Input rows —

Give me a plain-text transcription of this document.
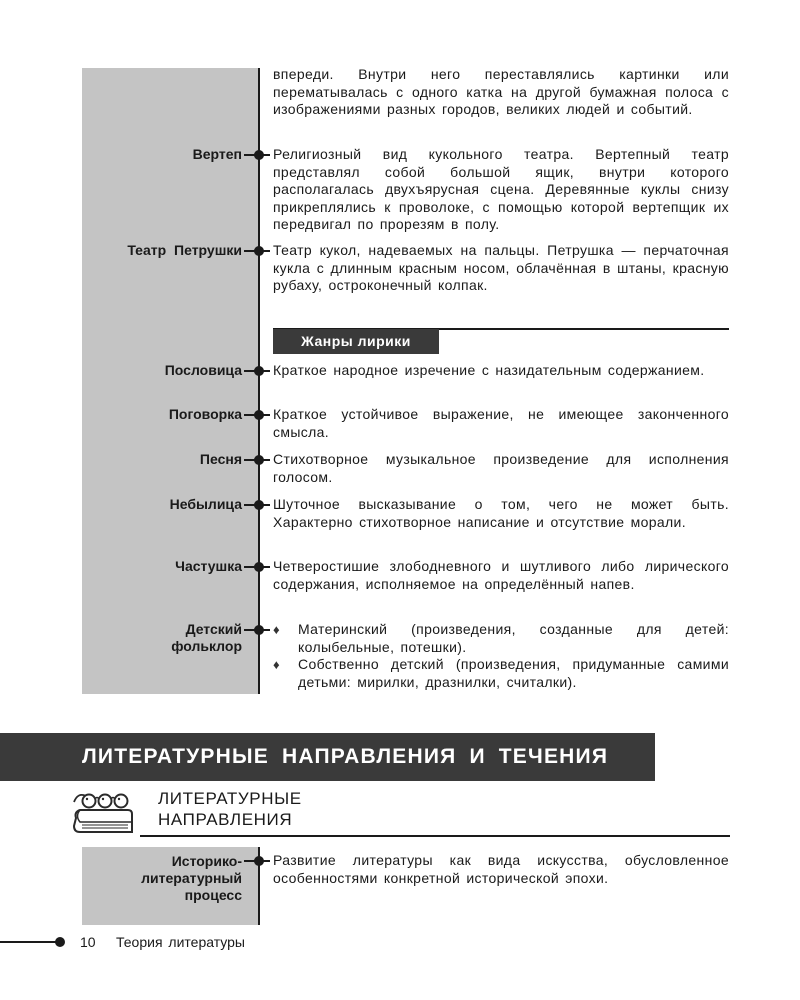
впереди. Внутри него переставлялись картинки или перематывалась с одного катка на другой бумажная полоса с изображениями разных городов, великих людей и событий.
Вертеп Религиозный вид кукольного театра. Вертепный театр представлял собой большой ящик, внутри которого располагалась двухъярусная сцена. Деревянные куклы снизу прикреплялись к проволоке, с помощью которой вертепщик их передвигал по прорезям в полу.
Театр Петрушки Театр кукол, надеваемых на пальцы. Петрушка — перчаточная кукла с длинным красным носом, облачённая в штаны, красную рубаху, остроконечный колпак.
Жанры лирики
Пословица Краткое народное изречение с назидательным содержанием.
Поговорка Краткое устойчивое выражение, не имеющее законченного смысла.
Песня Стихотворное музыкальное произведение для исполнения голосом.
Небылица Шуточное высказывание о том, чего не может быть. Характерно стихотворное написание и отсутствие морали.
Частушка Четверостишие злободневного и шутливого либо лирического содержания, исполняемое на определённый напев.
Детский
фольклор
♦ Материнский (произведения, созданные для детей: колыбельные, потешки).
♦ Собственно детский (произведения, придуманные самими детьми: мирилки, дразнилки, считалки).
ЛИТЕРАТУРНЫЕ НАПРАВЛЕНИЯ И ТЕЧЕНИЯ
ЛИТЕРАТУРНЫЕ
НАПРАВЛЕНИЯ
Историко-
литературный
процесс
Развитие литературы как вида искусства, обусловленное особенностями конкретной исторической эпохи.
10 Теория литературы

Work to be completed —
Transcribe every entry word for word, but omit the pictures.

Complete answer —
Give me a plain-text transcription of this document.
впереди. Внутри него переставлялись картинки или перематывалась с одного катка на другой бумажная полоса с изображениями разных городов, великих людей и событий.
Вертеп Религиозный вид кукольного театра. Вертепный театр представлял собой большой ящик, внутри которого располагалась двухъярусная сцена. Деревянные куклы снизу прикреплялись к проволоке, с помощью которой вертепщик их передвигал по прорезям в полу.
Театр Петрушки Театр кукол, надеваемых на пальцы. Петрушка — перчаточная кукла с длинным красным носом, облачённая в штаны, красную рубаху, остроконечный колпак.
Жанры лирики
Пословица Краткое народное изречение с назидательным содержанием.
Поговорка Краткое устойчивое выражение, не имеющее законченного смысла.
Песня Стихотворное музыкальное произведение для исполнения голосом.
Небылица Шуточное высказывание о том, чего не может быть. Характерно стихотворное написание и отсутствие морали.
Частушка Четверостишие злободневного и шутливого либо лирического содержания, исполняемое на определённый напев.
Детский
фольклор
♦ Материнский (произведения, созданные для детей: колыбельные, потешки).
♦ Собственно детский (произведения, придуманные самими детьми: мирилки, дразнилки, считалки).
ЛИТЕРАТУРНЫЕ НАПРАВЛЕНИЯ И ТЕЧЕНИЯ
ЛИТЕРАТУРНЫЕ
НАПРАВЛЕНИЯ
Историко-
литературный
процесс
Развитие литературы как вида искусства, обусловленное особенностями конкретной исторической эпохи.
10 Теория литературы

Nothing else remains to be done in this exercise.